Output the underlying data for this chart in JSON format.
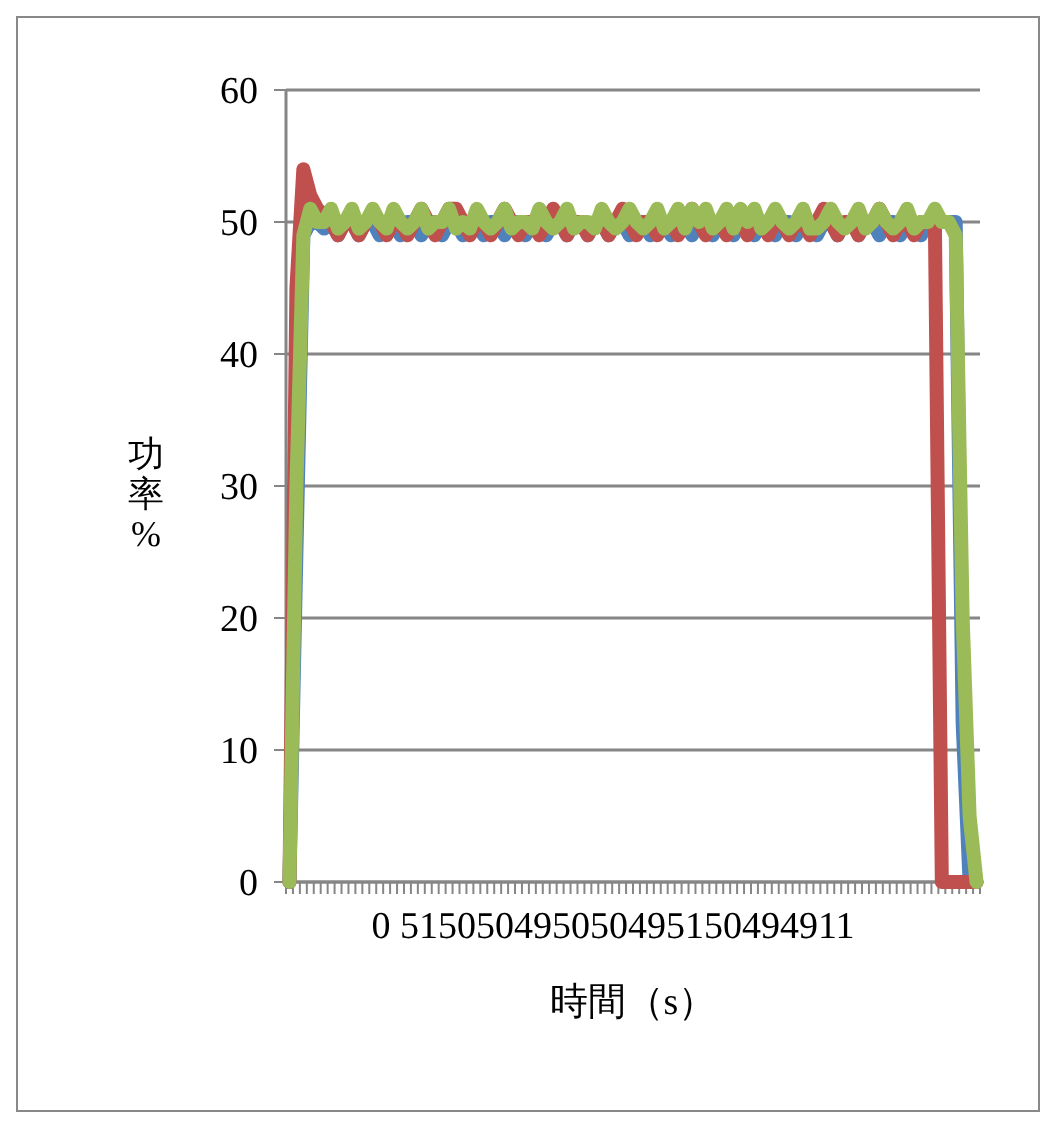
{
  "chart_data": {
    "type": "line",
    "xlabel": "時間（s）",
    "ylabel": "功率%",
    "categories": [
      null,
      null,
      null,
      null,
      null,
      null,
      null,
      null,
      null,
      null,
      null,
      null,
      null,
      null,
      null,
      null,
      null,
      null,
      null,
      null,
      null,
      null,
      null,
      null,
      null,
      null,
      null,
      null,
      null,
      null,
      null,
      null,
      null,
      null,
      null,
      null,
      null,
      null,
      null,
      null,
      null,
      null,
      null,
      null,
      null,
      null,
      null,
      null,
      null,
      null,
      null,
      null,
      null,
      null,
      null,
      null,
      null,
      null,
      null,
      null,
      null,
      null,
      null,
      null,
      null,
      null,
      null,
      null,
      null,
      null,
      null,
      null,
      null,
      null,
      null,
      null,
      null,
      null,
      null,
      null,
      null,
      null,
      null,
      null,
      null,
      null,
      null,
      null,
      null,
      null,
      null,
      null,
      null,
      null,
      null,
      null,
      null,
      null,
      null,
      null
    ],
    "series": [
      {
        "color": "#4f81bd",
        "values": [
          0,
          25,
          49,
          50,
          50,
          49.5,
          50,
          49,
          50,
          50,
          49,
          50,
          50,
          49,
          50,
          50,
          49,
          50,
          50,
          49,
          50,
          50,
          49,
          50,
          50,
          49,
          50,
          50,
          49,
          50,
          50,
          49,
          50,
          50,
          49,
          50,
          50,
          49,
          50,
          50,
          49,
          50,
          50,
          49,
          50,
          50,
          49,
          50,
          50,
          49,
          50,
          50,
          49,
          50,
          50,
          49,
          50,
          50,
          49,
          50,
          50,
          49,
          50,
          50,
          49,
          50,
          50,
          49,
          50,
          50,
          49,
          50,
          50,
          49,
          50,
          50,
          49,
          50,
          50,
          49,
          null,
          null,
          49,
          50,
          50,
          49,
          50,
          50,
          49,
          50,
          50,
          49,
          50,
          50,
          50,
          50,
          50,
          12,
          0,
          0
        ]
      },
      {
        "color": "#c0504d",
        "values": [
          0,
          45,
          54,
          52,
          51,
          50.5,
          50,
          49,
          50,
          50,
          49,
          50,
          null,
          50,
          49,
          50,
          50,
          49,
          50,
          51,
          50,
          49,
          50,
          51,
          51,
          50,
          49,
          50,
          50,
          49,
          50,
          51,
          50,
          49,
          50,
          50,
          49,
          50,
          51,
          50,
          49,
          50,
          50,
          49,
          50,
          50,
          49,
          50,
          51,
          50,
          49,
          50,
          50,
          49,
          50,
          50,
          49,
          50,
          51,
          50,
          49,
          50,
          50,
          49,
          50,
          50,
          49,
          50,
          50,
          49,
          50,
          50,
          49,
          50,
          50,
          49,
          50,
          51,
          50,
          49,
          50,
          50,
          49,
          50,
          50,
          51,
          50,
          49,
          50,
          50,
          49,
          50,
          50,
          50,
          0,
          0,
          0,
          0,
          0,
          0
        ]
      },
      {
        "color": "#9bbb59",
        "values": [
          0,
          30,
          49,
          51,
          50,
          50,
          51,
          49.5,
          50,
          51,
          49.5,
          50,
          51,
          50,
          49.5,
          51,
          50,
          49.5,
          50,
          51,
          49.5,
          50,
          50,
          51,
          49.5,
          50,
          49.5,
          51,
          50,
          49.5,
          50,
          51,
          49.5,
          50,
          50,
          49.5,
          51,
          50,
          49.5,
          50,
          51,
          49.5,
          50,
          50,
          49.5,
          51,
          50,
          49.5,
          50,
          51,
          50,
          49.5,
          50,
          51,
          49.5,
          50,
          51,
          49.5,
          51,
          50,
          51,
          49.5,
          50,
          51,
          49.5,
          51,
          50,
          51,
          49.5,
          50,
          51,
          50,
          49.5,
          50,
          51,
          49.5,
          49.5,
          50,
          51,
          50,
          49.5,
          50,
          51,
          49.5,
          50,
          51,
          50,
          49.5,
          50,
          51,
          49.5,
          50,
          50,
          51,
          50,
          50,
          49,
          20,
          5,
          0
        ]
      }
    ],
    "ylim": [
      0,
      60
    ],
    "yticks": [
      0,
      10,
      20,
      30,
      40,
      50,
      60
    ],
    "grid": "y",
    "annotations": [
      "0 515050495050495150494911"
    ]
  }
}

....................

### EXERCISE DETAILS
All the lines above are to be reproduced exactly, except the pictures.

### ANSWER TO THIS TASK
Output the underlying data for this chart in JSON format.
{
  "chart_data": {
    "type": "line",
    "xlabel": "時間（s）",
    "ylabel": "功率%",
    "categories": [
      null,
      null,
      null,
      null,
      null,
      null,
      null,
      null,
      null,
      null,
      null,
      null,
      null,
      null,
      null,
      null,
      null,
      null,
      null,
      null,
      null,
      null,
      null,
      null,
      null,
      null,
      null,
      null,
      null,
      null,
      null,
      null,
      null,
      null,
      null,
      null,
      null,
      null,
      null,
      null,
      null,
      null,
      null,
      null,
      null,
      null,
      null,
      null,
      null,
      null,
      null,
      null,
      null,
      null,
      null,
      null,
      null,
      null,
      null,
      null,
      null,
      null,
      null,
      null,
      null,
      null,
      null,
      null,
      null,
      null,
      null,
      null,
      null,
      null,
      null,
      null,
      null,
      null,
      null,
      null,
      null,
      null,
      null,
      null,
      null,
      null,
      null,
      null,
      null,
      null,
      null,
      null,
      null,
      null,
      null,
      null,
      null,
      null,
      null,
      null
    ],
    "series": [
      {
        "color": "#4f81bd",
        "values": [
          0,
          25,
          49,
          50,
          50,
          49.5,
          50,
          49,
          50,
          50,
          49,
          50,
          50,
          49,
          50,
          50,
          49,
          50,
          50,
          49,
          50,
          50,
          49,
          50,
          50,
          49,
          50,
          50,
          49,
          50,
          50,
          49,
          50,
          50,
          49,
          50,
          50,
          49,
          50,
          50,
          49,
          50,
          50,
          49,
          50,
          50,
          49,
          50,
          50,
          49,
          50,
          50,
          49,
          50,
          50,
          49,
          50,
          50,
          49,
          50,
          50,
          49,
          50,
          50,
          49,
          50,
          50,
          49,
          50,
          50,
          49,
          50,
          50,
          49,
          50,
          50,
          49,
          50,
          50,
          49,
          null,
          null,
          49,
          50,
          50,
          49,
          50,
          50,
          49,
          50,
          50,
          49,
          50,
          50,
          50,
          50,
          50,
          12,
          0,
          0
        ]
      },
      {
        "color": "#c0504d",
        "values": [
          0,
          45,
          54,
          52,
          51,
          50.5,
          50,
          49,
          50,
          50,
          49,
          50,
          null,
          50,
          49,
          50,
          50,
          49,
          50,
          51,
          50,
          49,
          50,
          51,
          51,
          50,
          49,
          50,
          50,
          49,
          50,
          51,
          50,
          49,
          50,
          50,
          49,
          50,
          51,
          50,
          49,
          50,
          50,
          49,
          50,
          50,
          49,
          50,
          51,
          50,
          49,
          50,
          50,
          49,
          50,
          50,
          49,
          50,
          51,
          50,
          49,
          50,
          50,
          49,
          50,
          50,
          49,
          50,
          50,
          49,
          50,
          50,
          49,
          50,
          50,
          49,
          50,
          51,
          50,
          49,
          50,
          50,
          49,
          50,
          50,
          51,
          50,
          49,
          50,
          50,
          49,
          50,
          50,
          50,
          0,
          0,
          0,
          0,
          0,
          0
        ]
      },
      {
        "color": "#9bbb59",
        "values": [
          0,
          30,
          49,
          51,
          50,
          50,
          51,
          49.5,
          50,
          51,
          49.5,
          50,
          51,
          50,
          49.5,
          51,
          50,
          49.5,
          50,
          51,
          49.5,
          50,
          50,
          51,
          49.5,
          50,
          49.5,
          51,
          50,
          49.5,
          50,
          51,
          49.5,
          50,
          50,
          49.5,
          51,
          50,
          49.5,
          50,
          51,
          49.5,
          50,
          50,
          49.5,
          51,
          50,
          49.5,
          50,
          51,
          50,
          49.5,
          50,
          51,
          49.5,
          50,
          51,
          49.5,
          51,
          50,
          51,
          49.5,
          50,
          51,
          49.5,
          51,
          50,
          51,
          49.5,
          50,
          51,
          50,
          49.5,
          50,
          51,
          49.5,
          49.5,
          50,
          51,
          50,
          49.5,
          50,
          51,
          49.5,
          50,
          51,
          50,
          49.5,
          50,
          51,
          49.5,
          50,
          50,
          51,
          50,
          50,
          49,
          20,
          5,
          0
        ]
      }
    ],
    "ylim": [
      0,
      60
    ],
    "yticks": [
      0,
      10,
      20,
      30,
      40,
      50,
      60
    ],
    "grid": "y",
    "annotations": [
      "0 515050495050495150494911"
    ]
  }
}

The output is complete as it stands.